**Task statement**. Write out the listing exactly as it is given.
::::
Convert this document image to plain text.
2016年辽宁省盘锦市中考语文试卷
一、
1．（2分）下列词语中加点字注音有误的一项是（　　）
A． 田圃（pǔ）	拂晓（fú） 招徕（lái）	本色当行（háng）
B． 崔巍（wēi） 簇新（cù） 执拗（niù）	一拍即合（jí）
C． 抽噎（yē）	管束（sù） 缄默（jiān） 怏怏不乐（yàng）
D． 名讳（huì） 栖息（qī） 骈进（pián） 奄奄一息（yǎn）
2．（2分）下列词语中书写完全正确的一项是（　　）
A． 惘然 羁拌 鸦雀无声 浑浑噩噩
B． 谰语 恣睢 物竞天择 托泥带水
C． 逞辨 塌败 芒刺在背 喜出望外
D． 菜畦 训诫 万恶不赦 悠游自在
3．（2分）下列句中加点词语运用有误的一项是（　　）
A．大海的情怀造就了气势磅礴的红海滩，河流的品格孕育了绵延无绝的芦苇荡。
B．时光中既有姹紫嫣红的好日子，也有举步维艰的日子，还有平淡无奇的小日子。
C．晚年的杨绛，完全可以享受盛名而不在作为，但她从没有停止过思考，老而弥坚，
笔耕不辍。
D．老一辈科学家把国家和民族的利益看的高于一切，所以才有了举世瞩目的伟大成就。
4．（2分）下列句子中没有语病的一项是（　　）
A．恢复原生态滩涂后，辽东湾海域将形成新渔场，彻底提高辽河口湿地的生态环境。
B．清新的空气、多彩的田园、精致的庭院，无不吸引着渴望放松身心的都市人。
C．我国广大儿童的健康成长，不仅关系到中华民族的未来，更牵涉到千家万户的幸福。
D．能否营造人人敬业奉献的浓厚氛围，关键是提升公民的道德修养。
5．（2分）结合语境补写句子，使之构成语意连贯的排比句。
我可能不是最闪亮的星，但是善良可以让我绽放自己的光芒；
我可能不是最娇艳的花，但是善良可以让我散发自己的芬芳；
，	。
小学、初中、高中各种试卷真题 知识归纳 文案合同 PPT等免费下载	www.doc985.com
::::
**Solved problem**.
Convert this document image to plain text.
2016年辽宁省盘锦市中考语文试卷
一、
1．（2分）下列词语中加点字注音有误的一项是（　　）
A． 田圃（pǔ）	拂晓（fú） 招徕（lái）	本色当行（háng）
B． 崔巍（wēi） 簇新（cù） 执拗（niù）	一拍即合（jí）
C． 抽噎（yē）	管束（sù） 缄默（jiān） 怏怏不乐（yàng）
D． 名讳（huì） 栖息（qī） 骈进（pián） 奄奄一息（yǎn）
2．（2分）下列词语中书写完全正确的一项是（　　）
A． 惘然 羁拌 鸦雀无声 浑浑噩噩
B． 谰语 恣睢 物竞天择 托泥带水
C． 逞辨 塌败 芒刺在背 喜出望外
D． 菜畦 训诫 万恶不赦 悠游自在
3．（2分）下列句中加点词语运用有误的一项是（　　）
A．大海的情怀造就了气势磅礴的红海滩，河流的品格孕育了绵延无绝的芦苇荡。
B．时光中既有姹紫嫣红的好日子，也有举步维艰的日子，还有平淡无奇的小日子。
C．晚年的杨绛，完全可以享受盛名而不在作为，但她从没有停止过思考，老而弥坚，
笔耕不辍。
D．老一辈科学家把国家和民族的利益看的高于一切，所以才有了举世瞩目的伟大成就。
4．（2分）下列句子中没有语病的一项是（　　）
A．恢复原生态滩涂后，辽东湾海域将形成新渔场，彻底提高辽河口湿地的生态环境。
B．清新的空气、多彩的田园、精致的庭院，无不吸引着渴望放松身心的都市人。
C．我国广大儿童的健康成长，不仅关系到中华民族的未来，更牵涉到千家万户的幸福。
D．能否营造人人敬业奉献的浓厚氛围，关键是提升公民的道德修养。
5．（2分）结合语境补写句子，使之构成语意连贯的排比句。
我可能不是最闪亮的星，但是善良可以让我绽放自己的光芒；
我可能不是最娇艳的花，但是善良可以让我散发自己的芬芳；
，	。
小学、初中、高中各种试卷真题 知识归纳 文案合同 PPT等免费下载	www.doc985.com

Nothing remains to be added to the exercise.